Instructions for the task =
Every line that includes the word "taste" is to be listed.

Data rows =

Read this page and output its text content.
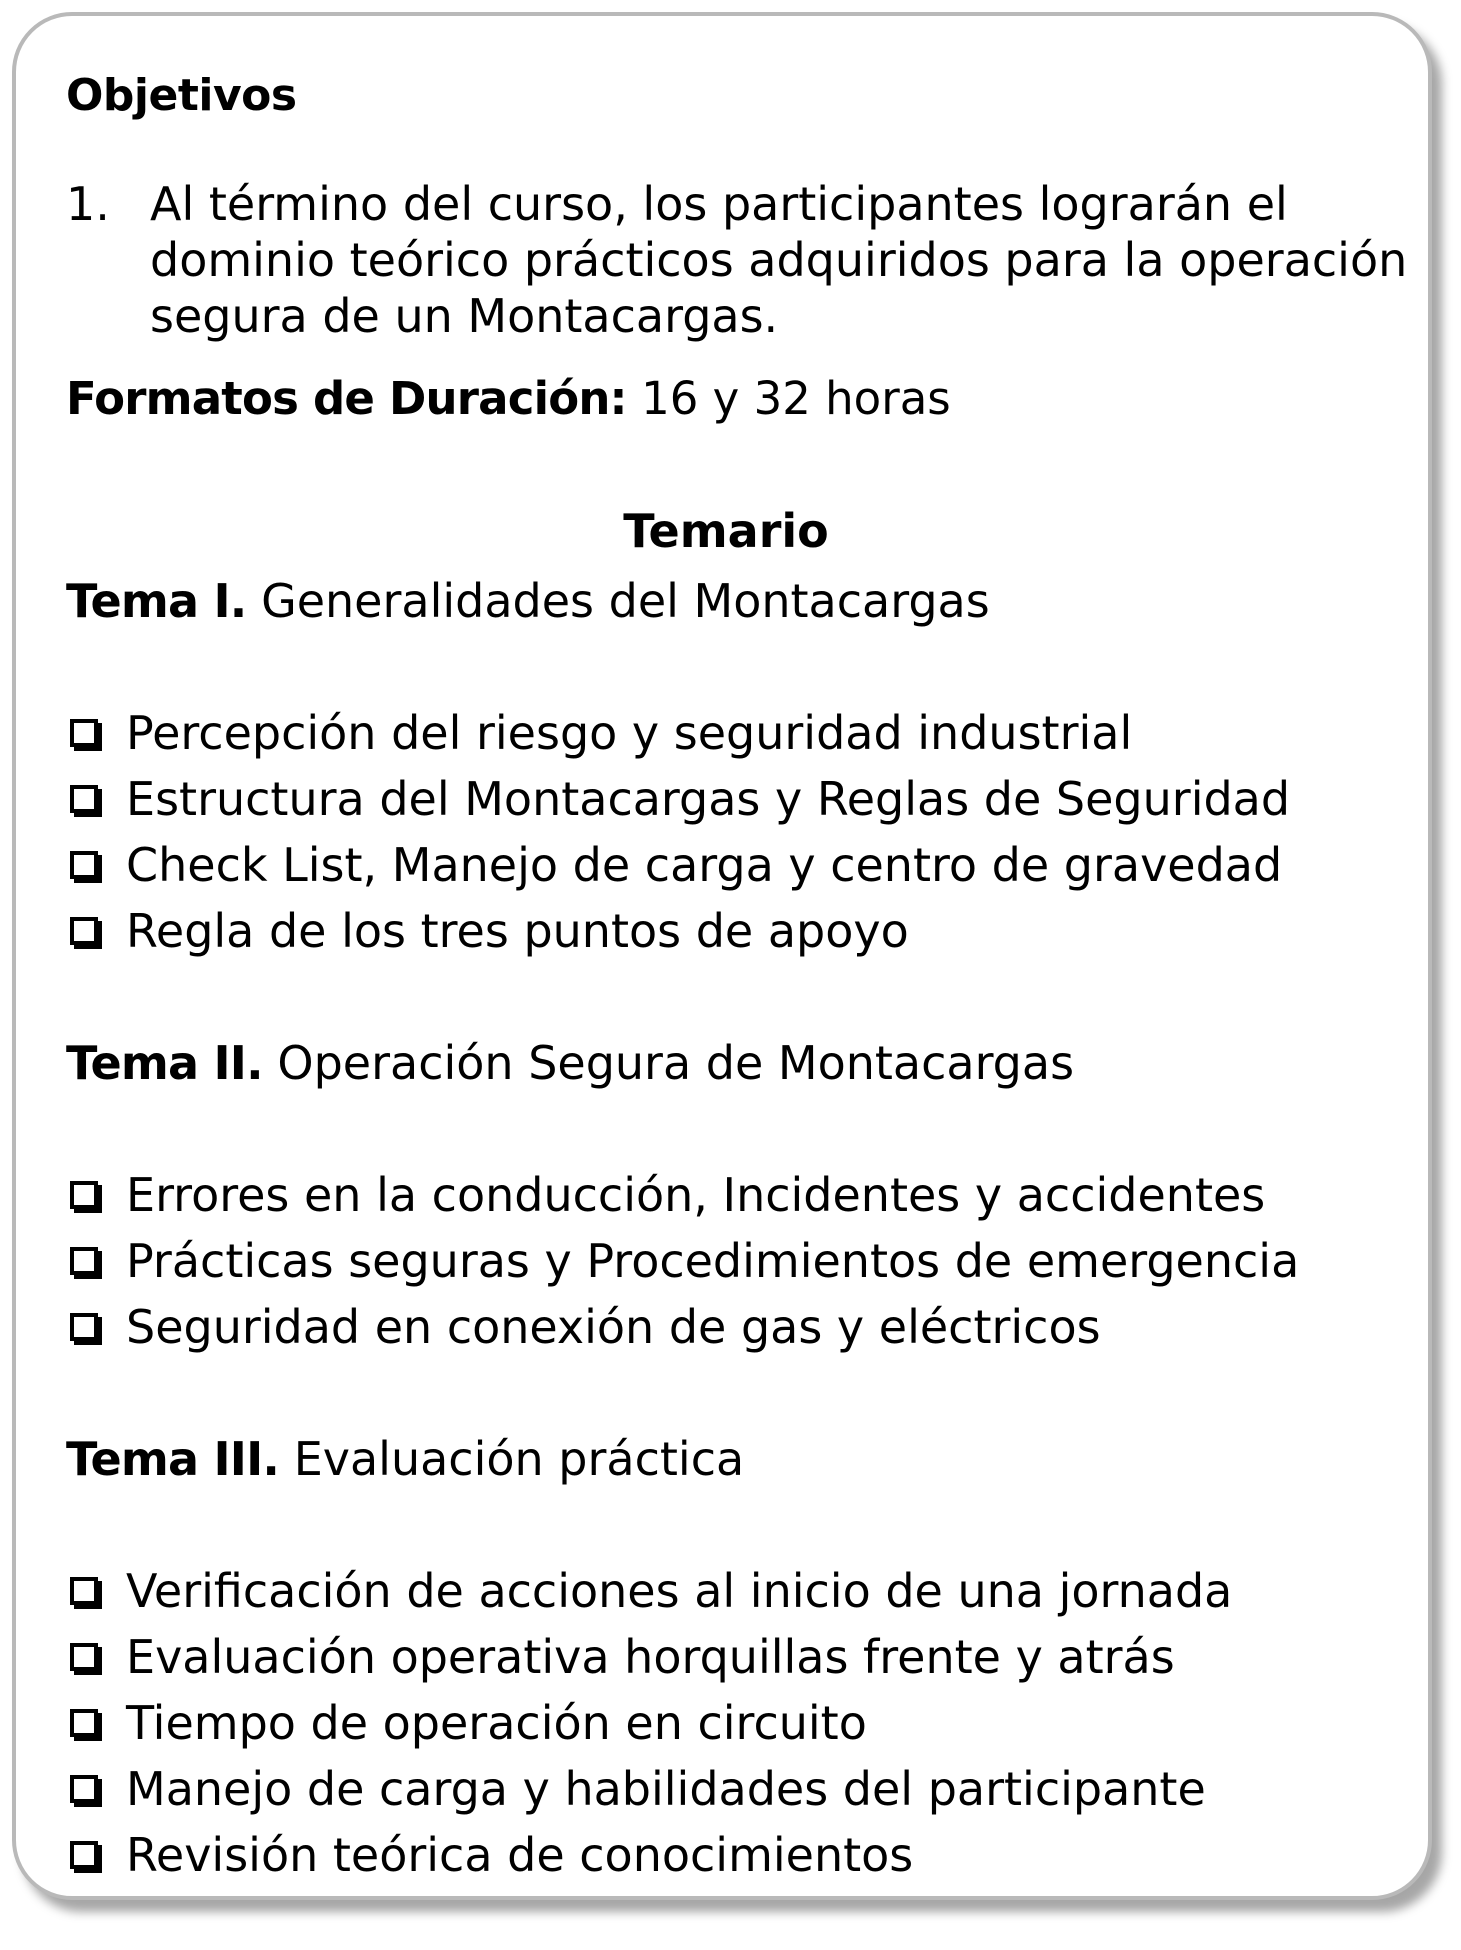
Objetivos
1. Al término del curso, los participantes lograrán el dominio teórico prácticos adquiridos para la operación segura de un Montacargas.
Formatos de Duración: 16 y 32 horas
Temario
Tema I. Generalidades del Montacargas
Percepción del riesgo y seguridad industrial
Estructura del Montacargas y Reglas de Seguridad
Check List, Manejo de carga y centro de gravedad
Regla de los tres puntos de apoyo
Tema II. Operación Segura de Montacargas
Errores en la conducción, Incidentes y accidentes
Prácticas seguras y Procedimientos de emergencia
Seguridad en conexión de gas y eléctricos
Tema III. Evaluación práctica
Verificación de acciones al inicio de una jornada
Evaluación operativa horquillas frente y atrás
Tiempo de operación en circuito
Manejo de carga y habilidades del participante
Revisión teórica de conocimientos
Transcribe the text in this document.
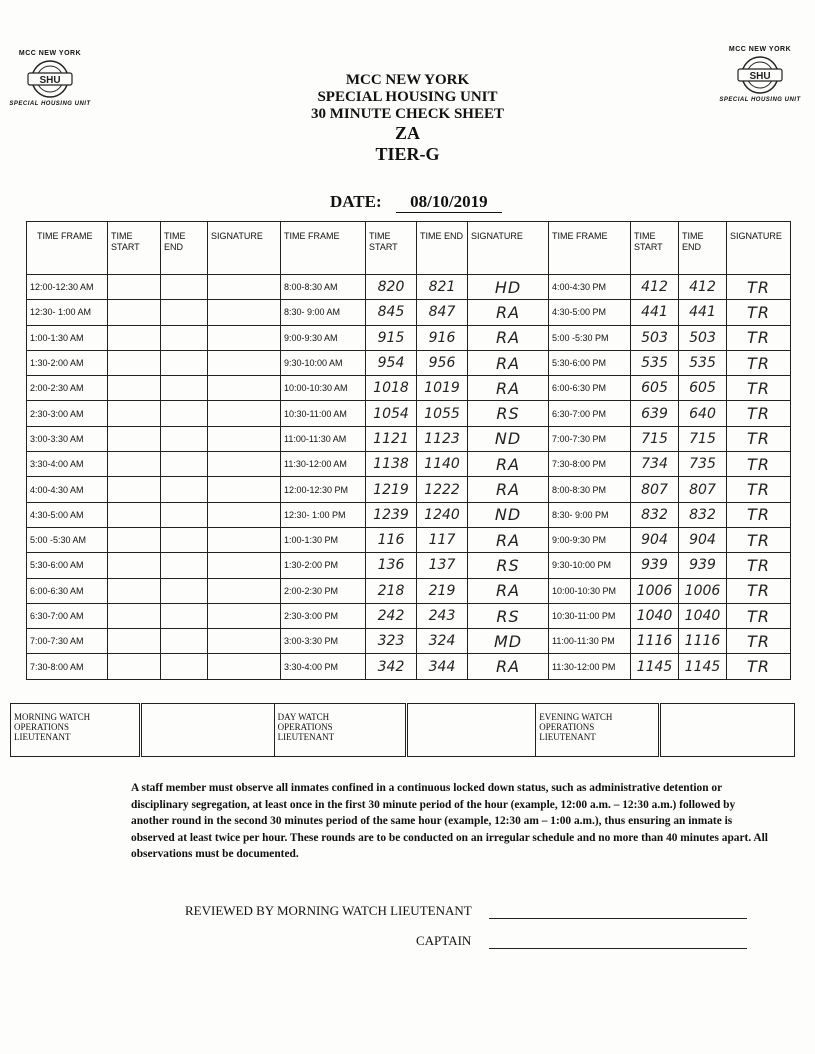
MCC NEW YORK
SHU
SPECIAL HOUSING UNIT
MCC NEW YORK
SHU
SPECIAL HOUSING UNIT
MCC NEW YORK
SPECIAL HOUSING UNIT
30 MINUTE CHECK SHEET
ZA
TIER-G
DATE: 08/10/2019
TIME FRAME	TIME START	TIME END	SIGNATURE	TIME FRAME	TIME START	TIME END	SIGNATURE	TIME FRAME	TIME START	TIME END	SIGNATURE
12:00-12:30 AM				8:00-8:30 AM	820	821	HD	4:00-4:30 PM	412	412	TR
12:30- 1:00 AM				8:30- 9:00 AM	845	847	RA	4:30-5:00 PM	441	441	TR
1:00-1:30 AM				9:00-9:30 AM	915	916	RA	5:00 -5:30 PM	503	503	TR
1:30-2:00 AM				9:30-10:00 AM	954	956	RA	5:30-6:00 PM	535	535	TR
2:00-2:30 AM				10:00-10:30 AM	1018	1019	RA	6:00-6:30 PM	605	605	TR
2:30-3:00 AM				10:30-11:00 AM	1054	1055	RS	6:30-7:00 PM	639	640	TR
3:00-3:30 AM				11:00-11:30 AM	1121	1123	ND	7:00-7:30 PM	715	715	TR
3:30-4:00 AM				11:30-12:00 AM	1138	1140	RA	7:30-8:00 PM	734	735	TR
4:00-4:30 AM				12:00-12:30 PM	1219	1222	RA	8:00-8:30 PM	807	807	TR
4:30-5:00 AM				12:30- 1:00 PM	1239	1240	ND	8:30- 9:00 PM	832	832	TR
5:00 -5:30 AM				1:00-1:30 PM	116	117	RA	9:00-9:30 PM	904	904	TR
5:30-6:00 AM				1:30-2:00 PM	136	137	RS	9:30-10:00 PM	939	939	TR
6:00-6:30 AM				2:00-2:30 PM	218	219	RA	10:00-10:30 PM	1006	1006	TR
6:30-7:00 AM				2:30-3:00 PM	242	243	RS	10:30-11:00 PM	1040	1040	TR
7:00-7:30 AM				3:00-3:30 PM	323	324	MD	11:00-11:30 PM	1116	1116	TR
7:30-8:00 AM				3:30-4:00 PM	342	344	RA	11:30-12:00 PM	1145	1145	TR
MORNING WATCH
OPERATIONS
LIEUTENANT

DAY WATCH
OPERATIONS
LIEUTENANT

EVENING WATCH
OPERATIONS
LIEUTENANT

A staff member must observe all inmates confined in a continuous locked down status, such as administrative detention or disciplinary segregation, at least once in the first 30 minute period of the hour (example, 12:00 a.m. – 12:30 a.m.) followed by another round in the second 30 minutes period of the same hour (example, 12:30 am – 1:00 a.m.), thus ensuring an inmate is observed at least twice per hour. These rounds are to be conducted on an irregular schedule and no more than 40 minutes apart. All observations must be documented.
REVIEWED BY MORNING WATCH LIEUTENANT
CAPTAIN
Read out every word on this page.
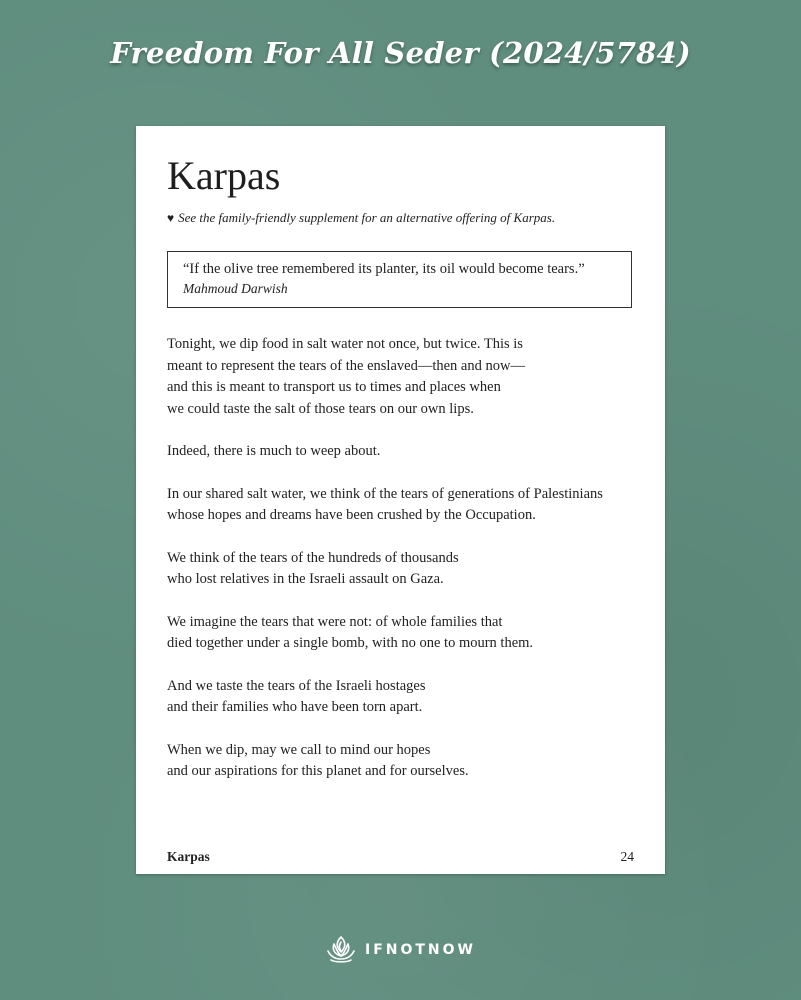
Freedom For All Seder (2024/5784)
Karpas
♥ See the family-friendly supplement for an alternative offering of Karpas.
“If the olive tree remembered its planter, its oil would become tears.”
Mahmoud Darwish

Tonight, we dip food in salt water not once, but twice. This is
meant to represent the tears of the enslaved—then and now—
and this is meant to transport us to times and places when
we could taste the salt of those tears on our own lips.

Indeed, there is much to weep about.

In our shared salt water, we think of the tears of generations of Palestinians
whose hopes and dreams have been crushed by the Occupation.

We think of the tears of the hundreds of thousands
who lost relatives in the Israeli assault on Gaza.

We imagine the tears that were not: of whole families that
died together under a single bomb, with no one to mourn them.

And we taste the tears of the Israeli hostages
and their families who have been torn apart.

When we dip, may we call to mind our hopes
and our aspirations for this planet and for ourselves.

Karpas	24
IFNOTNOW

Task response =
we could taste the salt of those tears on our own lips.
And we taste the tears of the Israeli hostages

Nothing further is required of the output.